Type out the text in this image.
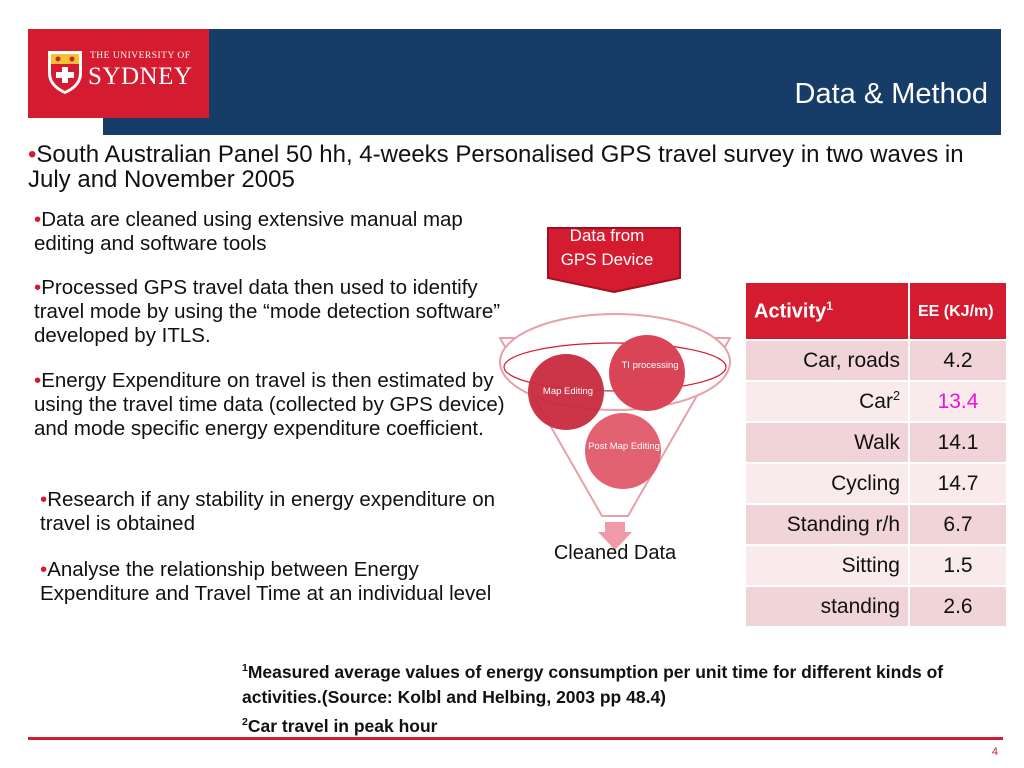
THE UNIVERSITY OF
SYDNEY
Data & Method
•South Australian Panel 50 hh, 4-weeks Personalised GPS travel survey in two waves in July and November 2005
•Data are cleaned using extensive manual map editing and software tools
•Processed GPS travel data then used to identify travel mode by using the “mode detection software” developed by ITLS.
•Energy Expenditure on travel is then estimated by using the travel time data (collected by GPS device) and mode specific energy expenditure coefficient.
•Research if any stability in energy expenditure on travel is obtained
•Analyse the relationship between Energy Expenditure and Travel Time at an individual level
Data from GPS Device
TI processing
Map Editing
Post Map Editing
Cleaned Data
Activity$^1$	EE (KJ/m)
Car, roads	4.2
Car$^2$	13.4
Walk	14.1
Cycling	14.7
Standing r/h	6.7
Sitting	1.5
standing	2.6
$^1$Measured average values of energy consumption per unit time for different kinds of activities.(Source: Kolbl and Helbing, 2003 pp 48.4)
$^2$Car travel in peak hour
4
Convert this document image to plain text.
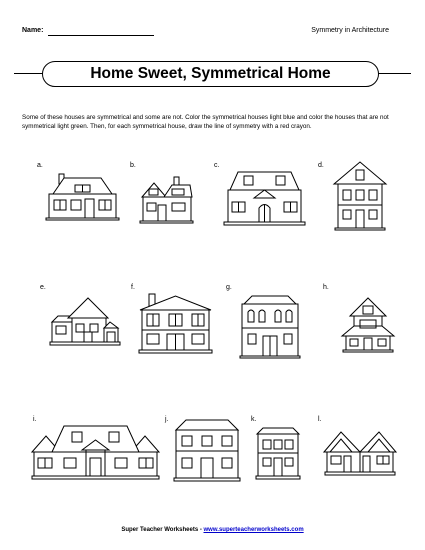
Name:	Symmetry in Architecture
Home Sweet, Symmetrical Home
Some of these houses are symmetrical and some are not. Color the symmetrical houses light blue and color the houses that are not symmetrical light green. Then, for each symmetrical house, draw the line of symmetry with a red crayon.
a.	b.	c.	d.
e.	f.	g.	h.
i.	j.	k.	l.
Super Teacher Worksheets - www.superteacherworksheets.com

TASK OBJECTIVE:
Scan the data above; copy every line where "this" appears.

TASK SOLUTION:
Type out the text in this image.
Convert this document image to plain text.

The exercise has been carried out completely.